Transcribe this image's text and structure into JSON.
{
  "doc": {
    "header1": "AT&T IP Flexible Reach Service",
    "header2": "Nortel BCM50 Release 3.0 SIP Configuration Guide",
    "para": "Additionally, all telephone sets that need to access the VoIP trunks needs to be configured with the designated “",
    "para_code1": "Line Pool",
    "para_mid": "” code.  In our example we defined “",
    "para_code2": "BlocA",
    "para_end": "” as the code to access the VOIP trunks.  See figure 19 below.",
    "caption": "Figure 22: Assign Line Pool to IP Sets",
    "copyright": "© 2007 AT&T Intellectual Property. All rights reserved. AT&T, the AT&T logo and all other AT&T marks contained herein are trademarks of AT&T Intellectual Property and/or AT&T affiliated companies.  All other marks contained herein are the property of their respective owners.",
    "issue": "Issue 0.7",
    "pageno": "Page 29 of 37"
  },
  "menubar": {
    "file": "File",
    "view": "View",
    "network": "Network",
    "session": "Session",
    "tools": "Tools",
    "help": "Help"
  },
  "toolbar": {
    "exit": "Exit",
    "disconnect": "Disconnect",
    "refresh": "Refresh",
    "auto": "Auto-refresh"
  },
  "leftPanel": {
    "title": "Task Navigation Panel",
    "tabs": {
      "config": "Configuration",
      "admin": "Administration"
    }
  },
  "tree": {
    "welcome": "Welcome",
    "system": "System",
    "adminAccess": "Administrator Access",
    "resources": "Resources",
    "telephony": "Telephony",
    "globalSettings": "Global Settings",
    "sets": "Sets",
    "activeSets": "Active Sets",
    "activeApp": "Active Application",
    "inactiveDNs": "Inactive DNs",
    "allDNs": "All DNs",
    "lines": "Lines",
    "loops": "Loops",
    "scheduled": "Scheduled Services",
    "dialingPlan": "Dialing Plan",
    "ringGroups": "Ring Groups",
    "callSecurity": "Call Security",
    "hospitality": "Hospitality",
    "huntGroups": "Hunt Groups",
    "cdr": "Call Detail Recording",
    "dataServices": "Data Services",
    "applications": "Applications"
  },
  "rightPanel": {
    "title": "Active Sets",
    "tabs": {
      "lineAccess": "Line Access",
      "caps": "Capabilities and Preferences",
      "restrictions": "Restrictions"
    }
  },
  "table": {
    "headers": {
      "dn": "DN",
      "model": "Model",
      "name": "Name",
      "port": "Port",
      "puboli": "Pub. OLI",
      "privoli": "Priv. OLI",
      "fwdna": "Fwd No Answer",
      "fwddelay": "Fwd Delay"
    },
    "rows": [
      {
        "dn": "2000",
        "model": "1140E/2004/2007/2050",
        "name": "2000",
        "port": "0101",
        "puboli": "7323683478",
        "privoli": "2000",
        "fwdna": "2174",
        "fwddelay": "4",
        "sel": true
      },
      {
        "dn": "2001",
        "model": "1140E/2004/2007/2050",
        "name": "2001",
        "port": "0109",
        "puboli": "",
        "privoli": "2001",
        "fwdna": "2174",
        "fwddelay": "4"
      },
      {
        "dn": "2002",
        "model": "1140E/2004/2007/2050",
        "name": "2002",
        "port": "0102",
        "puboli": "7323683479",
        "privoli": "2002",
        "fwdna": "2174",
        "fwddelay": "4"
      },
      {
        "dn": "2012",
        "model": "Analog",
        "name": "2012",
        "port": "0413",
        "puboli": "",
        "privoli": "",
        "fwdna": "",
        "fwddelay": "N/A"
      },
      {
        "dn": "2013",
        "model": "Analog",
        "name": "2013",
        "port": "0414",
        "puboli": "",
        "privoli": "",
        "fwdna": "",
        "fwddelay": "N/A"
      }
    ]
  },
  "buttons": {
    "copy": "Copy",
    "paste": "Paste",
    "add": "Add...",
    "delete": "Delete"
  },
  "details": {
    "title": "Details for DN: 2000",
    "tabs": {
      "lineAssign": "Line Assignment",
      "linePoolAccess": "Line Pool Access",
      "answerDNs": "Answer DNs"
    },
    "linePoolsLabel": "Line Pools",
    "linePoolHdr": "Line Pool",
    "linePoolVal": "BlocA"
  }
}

_____

Using the entries above, find all lines with "Services". Copy them.

_ANSWER TO THE EXERCISE_
    "scheduled": "Scheduled Services",
    "dataServices": "Data Services",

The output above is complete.